Rewrite the entries from the line holding "xrd-zoom-peak-annotation: Si: [64, 348, 70, 356]" through the line holding "xrd-zoom-peak-annotation: Si: [229, 352, 235, 360]", inclusive, replacing "legend-subscript" with "legend-sub" and leaving everything else unchanged. Give only those lines.
==== Records ====
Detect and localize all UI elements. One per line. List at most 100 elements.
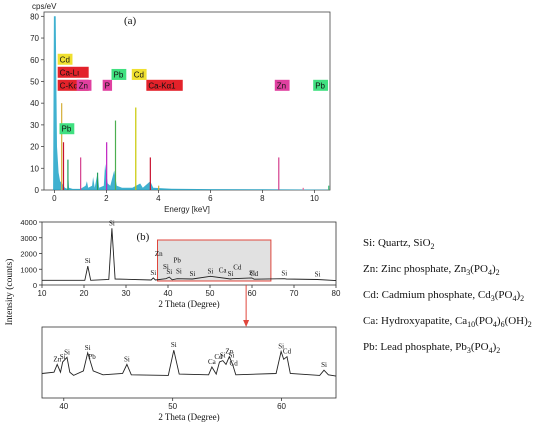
xrd-zoom-peak-annotation: Si: [64, 348, 70, 356]
xrd-peak-annotation: Si: [189, 270, 195, 278]
legend-subscript: 10: [467, 320, 476, 330]
xrd-peak-annotation: Zn: [155, 250, 163, 258]
legend-subscript: 4: [488, 346, 493, 356]
xrd-zoom-peak-annotation: Si: [229, 352, 235, 360]
xrd-zoom-peak-annotation: Si: [321, 361, 327, 369]
edx-y-tick-label: 70: [30, 34, 39, 43]
legend-text: Ca: Hydroxyapatite, Ca: [363, 315, 468, 327]
edx-y-tick-label: 10: [30, 164, 39, 173]
xrd-x-axis-label: 2 Theta (Degree): [158, 299, 219, 309]
legend-text: (PO: [475, 315, 493, 327]
xrd-zoom-peak-annotation: Si: [124, 355, 130, 363]
xrd-peak-annotation: Si: [163, 263, 169, 271]
edx-element-box: [131, 68, 147, 80]
xrd-x-tick-label: 70: [290, 289, 299, 298]
legend-text: ): [496, 315, 501, 327]
legend-subscript: 3: [490, 294, 495, 304]
xrd-y-tick-label: 4000: [20, 218, 37, 227]
legend-subscript: 3: [466, 346, 471, 356]
edx-element-label: Zn: [79, 81, 88, 90]
xrd-x-tick-label: 40: [164, 289, 173, 298]
xrd-zoom-peak-annotation: Si: [60, 353, 66, 361]
xrd-zoom-peak-annotation: Si: [85, 344, 91, 352]
legend-text: (OH): [504, 315, 528, 327]
xrd-zoom-plot-frame: [41, 326, 337, 399]
edx-element-label: Pb: [62, 125, 72, 134]
edx-element-box: [57, 53, 73, 65]
xrd-zoom-peak-annotation: Cd: [230, 359, 239, 367]
edx-panel-label: (a): [124, 15, 137, 27]
legend-text: (PO: [494, 289, 513, 301]
edx-element-label: Cd: [60, 55, 70, 64]
edx-element-label: C-Kα1: [60, 81, 83, 90]
xrd-highlight-region: [157, 239, 272, 282]
xrd-zoom-x-axis-label: 2 Theta (Degree): [158, 412, 219, 422]
edx-element-box: [59, 123, 75, 135]
xrd-pattern-panel: 10 20 30 40 50 60 70 8001000200030004000SiSiZnS…: [4, 218, 341, 325]
xrd-peak-annotation: Si: [207, 267, 213, 275]
edx-y-tick-label: 80: [30, 12, 39, 21]
xrd-y-tick-label: 0: [33, 281, 37, 290]
legend-text: Zn: Zinc phosphate, Zn: [363, 263, 467, 275]
edx-y-tick-label: 30: [30, 121, 39, 130]
xrd-pattern-line: [42, 228, 337, 282]
legend-item: Ca: Hydroxyapatite, Ca10(PO4)6(OH)2: [363, 314, 548, 340]
xrd-zoom-peak-annotation: Cd: [283, 348, 292, 356]
legend-text: ): [492, 341, 497, 353]
xrd-zoom-peak-annotation: Si: [220, 352, 226, 360]
edx-element-label: Ca-Lı: [60, 68, 80, 77]
legend-text: Si: Quartz, SiO: [363, 237, 431, 249]
legend-subscript: 3: [466, 268, 471, 278]
xrd-zoom-peak-annotation: Zn: [53, 355, 61, 363]
xrd-zoom-peak-annotation: Si: [171, 341, 177, 349]
edx-x-tick-label: 4: [156, 194, 161, 203]
xrd-peak-annotation: Pb: [174, 256, 182, 264]
xrd-peak-annotation: Si: [249, 269, 255, 277]
edx-x-tick-label: 2: [104, 194, 109, 203]
xrd-y-tick-label: 1000: [20, 265, 37, 274]
edx-y-tick-label: 0: [35, 186, 40, 195]
edx-element-box: [57, 66, 89, 78]
phase-legend: Si: Quartz, SiO2 Zn: Zinc phosphate, Zn3(…: [363, 236, 548, 366]
legend-subscript: 4: [488, 268, 492, 278]
edx-element-box: [57, 79, 89, 91]
xrd-zoom-peak-annotation: Pb: [88, 353, 96, 361]
legend-text: (PO: [470, 341, 489, 353]
legend-subscript: 2: [496, 346, 501, 356]
legend-text: ): [516, 289, 521, 301]
edx-y-axis-label: cps/eV: [32, 2, 57, 11]
edx-x-tick-label: 6: [208, 194, 213, 203]
xrd-x-tick-label: 30: [122, 289, 131, 298]
xrd-x-tick-label: 60: [248, 289, 257, 298]
xrd-x-tick-label: 10: [38, 289, 47, 298]
edx-y-tick-label: 40: [30, 99, 39, 108]
xrd-y-axis-label: Intensity (counts): [4, 259, 15, 326]
edx-x-tick-label: 0: [52, 194, 57, 203]
edx-element-box: [146, 79, 183, 91]
xrd-x-tick-label: 20: [80, 289, 89, 298]
legend-item: Cd: Cadmium phosphate, Cd3(PO4)2: [363, 288, 548, 314]
xrd-y-tick-label: 2000: [20, 250, 37, 259]
xrd-peak-annotation: Si: [85, 257, 91, 265]
legend-text: (PO: [470, 263, 488, 275]
edx-plot-frame: [43, 11, 331, 191]
zoom-connector: [243, 285, 250, 327]
legend-text: Cd: Cadmium phosphate, Cd: [363, 289, 491, 301]
legend-item: Pb: Lead phosphate, Pb3(PO4)2: [363, 340, 548, 366]
xrd-peak-annotation: Si: [315, 270, 321, 278]
xrd-zoom-x-tick-label: 60: [277, 402, 286, 411]
edx-element-label: Cd: [134, 70, 144, 79]
xrd-peak-annotation: Cd: [233, 263, 242, 271]
edx-x-tick-label: 8: [260, 194, 265, 203]
legend-subscript: 6: [500, 320, 505, 330]
edx-element-box: [111, 68, 127, 80]
edx-element-label: P: [105, 81, 110, 90]
legend-subscript: 4: [512, 294, 517, 304]
edx-element-box: [274, 79, 290, 91]
edx-y-tick-label: 60: [30, 56, 39, 65]
xrd-panel-label: (b): [137, 231, 150, 243]
xrd-peak-annotation: Si: [281, 270, 287, 278]
edx-y-tick-label: 20: [30, 143, 39, 152]
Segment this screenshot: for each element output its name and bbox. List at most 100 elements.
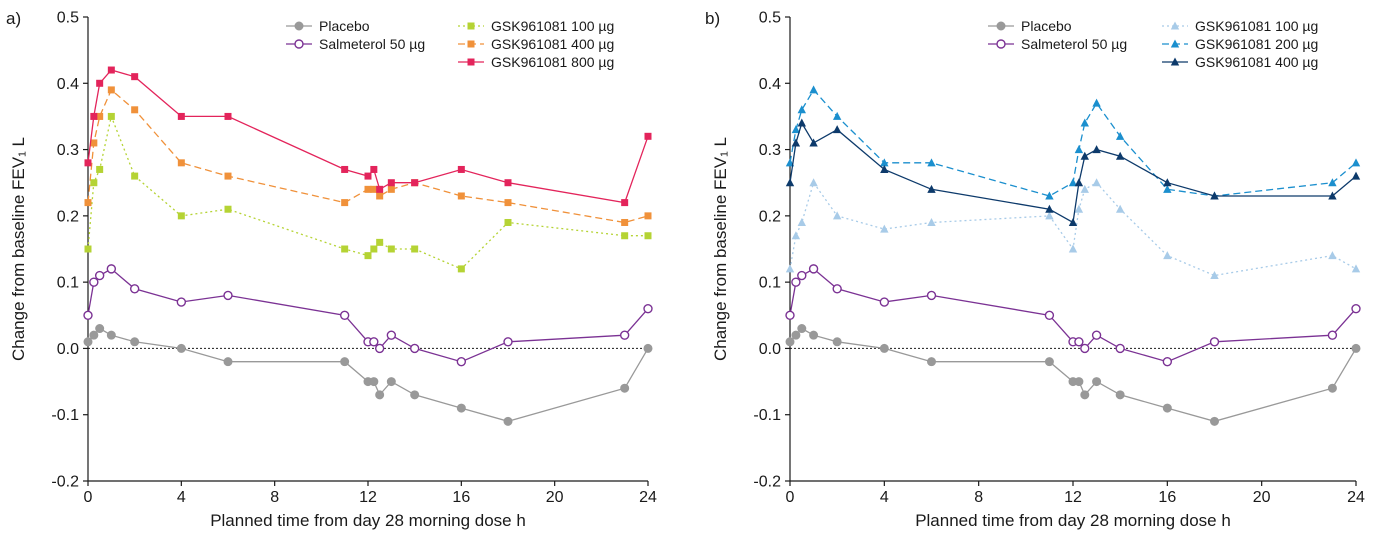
data-point [1080, 151, 1089, 160]
data-point [927, 158, 936, 167]
data-point [1092, 178, 1101, 187]
data-point [1115, 204, 1125, 213]
data-point [797, 324, 807, 334]
data-point [1074, 178, 1084, 187]
y-tick-label: 0.0 [57, 341, 79, 358]
panel-label: a) [6, 9, 21, 28]
data-point [1068, 178, 1078, 187]
data-point [621, 232, 629, 240]
x-axis-label: Planned time from day 28 morning dose h [915, 511, 1231, 530]
y-tick-label: 0.4 [759, 76, 781, 93]
data-point [880, 158, 889, 167]
series-0 [785, 324, 1361, 426]
legend-marker [996, 39, 1006, 49]
data-point [879, 343, 889, 353]
data-point [1115, 131, 1125, 140]
legend-marker [467, 40, 475, 48]
x-tick-label: 16 [1158, 489, 1176, 506]
data-point [89, 330, 99, 340]
data-point [797, 270, 807, 281]
series-3 [785, 85, 1361, 200]
x-tick-label: 4 [177, 489, 186, 506]
data-point [1068, 244, 1078, 253]
x-tick-label: 8 [270, 489, 279, 506]
data-point [927, 357, 936, 367]
y-tick-label: -0.1 [753, 407, 781, 424]
data-point [370, 165, 378, 173]
data-point [1210, 271, 1219, 280]
legend-entry-label: GSK961081 200 µg [1195, 36, 1318, 52]
data-point [785, 337, 795, 347]
data-point [621, 218, 629, 226]
data-point [1351, 343, 1361, 353]
data-point [1080, 343, 1090, 354]
data-point [375, 390, 385, 400]
data-point [106, 264, 117, 274]
data-point [1092, 145, 1101, 154]
y-tick-label: 0.4 [57, 76, 79, 93]
series-1 [83, 264, 653, 367]
data-point [411, 179, 419, 187]
data-point [1210, 191, 1219, 200]
data-point [1080, 390, 1090, 400]
data-point [386, 377, 396, 387]
legend-marker [294, 21, 304, 31]
data-point [1044, 310, 1055, 320]
data-point [387, 179, 395, 187]
data-point [96, 165, 104, 173]
data-point [130, 337, 140, 347]
data-point [1068, 217, 1078, 226]
data-point [785, 178, 795, 187]
data-point [797, 217, 806, 226]
data-point [84, 159, 92, 167]
series-1 [785, 264, 1361, 367]
data-point [504, 218, 512, 226]
data-point [809, 178, 818, 187]
data-point [791, 277, 801, 287]
data-point [809, 138, 818, 147]
data-point [94, 270, 105, 281]
data-point [808, 264, 819, 274]
data-point [619, 330, 630, 340]
data-point [96, 112, 104, 120]
data-point [1092, 98, 1101, 107]
data-point [131, 172, 139, 180]
data-point [131, 73, 139, 81]
legend-entry-label: GSK961081 100 µg [1195, 18, 1318, 34]
series-3 [84, 86, 652, 226]
data-point [1115, 343, 1125, 354]
data-point [90, 112, 98, 120]
legend-marker [467, 22, 475, 30]
data-point [107, 66, 115, 74]
data-point [504, 179, 512, 187]
panel-b: -0.2 -0.1 0.0 0.1 0.2 0.3 0.4 0.5 0 4 8 12 16 20 24 Pla… [705, 9, 1365, 530]
legend-marker [996, 21, 1006, 31]
data-point [107, 86, 115, 94]
data-point [376, 238, 384, 246]
series-line [789, 268, 1357, 363]
data-point [1092, 377, 1102, 387]
data-point [1045, 204, 1054, 213]
data-point [1163, 178, 1172, 187]
data-point [832, 284, 842, 294]
data-point [880, 164, 889, 173]
data-point [1080, 184, 1089, 193]
data-point [1074, 377, 1084, 387]
series-line [87, 268, 649, 363]
x-tick-label: 12 [359, 489, 377, 506]
data-point [1080, 118, 1089, 127]
x-tick-label: 24 [639, 489, 657, 506]
data-point [1074, 204, 1084, 213]
data-point [457, 265, 465, 273]
data-point [387, 185, 395, 193]
data-point [1045, 211, 1054, 220]
legend-marker [467, 58, 475, 66]
series-4 [84, 66, 652, 207]
data-point [369, 337, 379, 347]
data-point [341, 199, 349, 207]
data-point [364, 252, 372, 260]
data-point [620, 383, 630, 393]
data-point [374, 343, 385, 354]
panel-label: b) [705, 9, 720, 28]
data-point [791, 330, 801, 340]
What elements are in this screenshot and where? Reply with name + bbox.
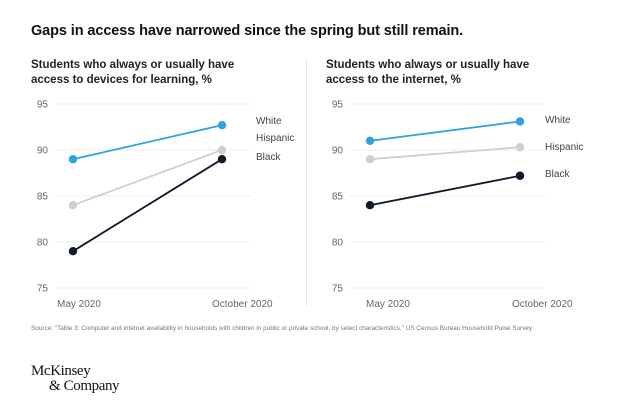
y-tick-label: 90: [332, 146, 344, 157]
x-tick-label: May 2020: [57, 299, 101, 310]
right-chart-subtitle: Students who always or usually have acce…: [326, 59, 530, 86]
data-point-black: [217, 155, 227, 164]
x-tick-label: October 2020: [512, 299, 573, 310]
series-line-black: [369, 174, 521, 207]
data-point-white: [515, 117, 525, 126]
legend-label-white: White: [256, 116, 282, 127]
data-point-white: [68, 155, 78, 164]
y-tick-label: 95: [332, 100, 344, 111]
data-point-white: [217, 120, 227, 130]
series-line-hispanic: [369, 146, 521, 161]
charts-canvas: 75 80 85 90 95 May 2020 October 2020 White Hispa…: [37, 100, 583, 311]
x-tick-label: May 2020: [366, 299, 410, 310]
y-tick-label: 80: [332, 238, 344, 249]
data-point-hispanic: [217, 145, 227, 155]
left-chart-subtitle: Students who always or usually have acce…: [31, 59, 235, 86]
data-point-black: [515, 171, 525, 180]
logo-line-1: McKinsey: [31, 363, 91, 379]
source-note: Source: "Table 3: Computer and internet …: [31, 325, 533, 332]
series-line-black: [72, 158, 223, 252]
series-line-hispanic: [72, 149, 223, 207]
y-tick-label: 85: [332, 192, 344, 203]
data-point-hispanic: [68, 201, 78, 210]
mckinsey-logo: McKinsey & Company: [31, 363, 120, 394]
legend-label-black: Black: [256, 152, 281, 163]
logo-line-2: & Company: [49, 378, 120, 394]
data-point-white: [365, 136, 375, 145]
x-tick-label: October 2020: [212, 299, 273, 310]
legend-label-hispanic: Hispanic: [256, 133, 294, 144]
data-point-hispanic: [515, 143, 525, 152]
y-tick-label: 75: [37, 284, 49, 295]
data-point-hispanic: [365, 155, 375, 164]
legend-label-white: White: [545, 115, 571, 126]
data-point-black: [68, 247, 78, 256]
series-line-white: [369, 120, 521, 142]
y-tick-label: 75: [332, 284, 344, 295]
chart-title: Gaps in access have narrowed since the s…: [31, 23, 464, 39]
y-tick-label: 85: [37, 192, 49, 203]
legend-label-black: Black: [545, 169, 570, 180]
legend-label-hispanic: Hispanic: [545, 142, 583, 153]
y-tick-label: 90: [37, 146, 49, 157]
panel-divider: [306, 58, 307, 306]
data-point-black: [365, 201, 375, 210]
y-tick-label: 95: [37, 100, 49, 111]
series-line-white: [72, 124, 223, 161]
y-tick-label: 80: [37, 238, 49, 249]
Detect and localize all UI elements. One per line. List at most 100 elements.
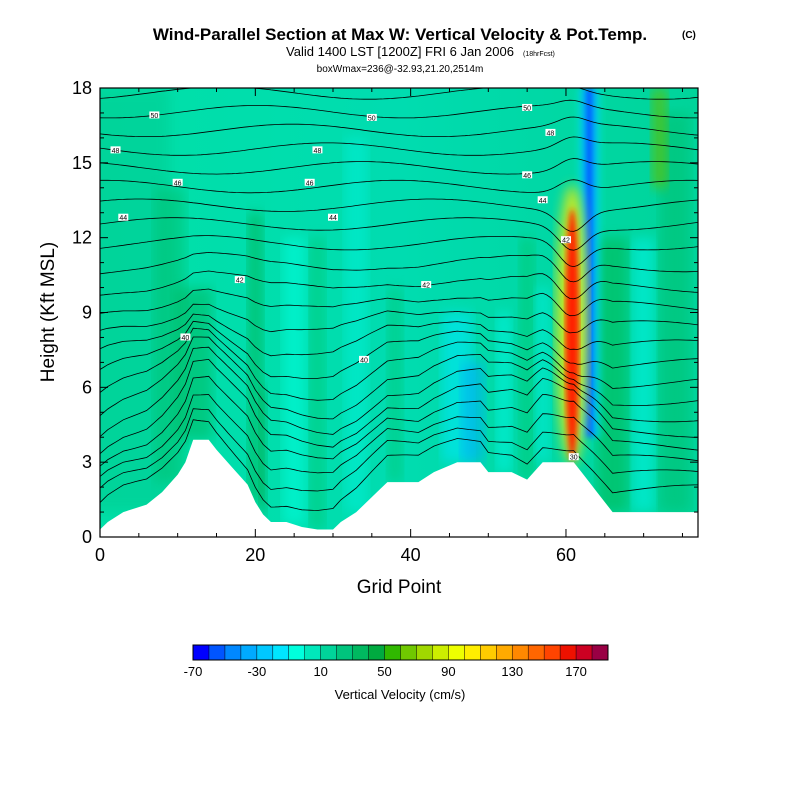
====
# Task answer
xrd-zoom-peak-annotation: Si: [64, 348, 70, 356]
xrd-peak-annotation: Si: [189, 270, 195, 278]
legend-sub: 10: [467, 320, 476, 330]
xrd-peak-annotation: Zn: [155, 250, 163, 258]
legend-sub: 4: [488, 346, 493, 356]
xrd-zoom-peak-annotation: Si: [229, 352, 235, 360]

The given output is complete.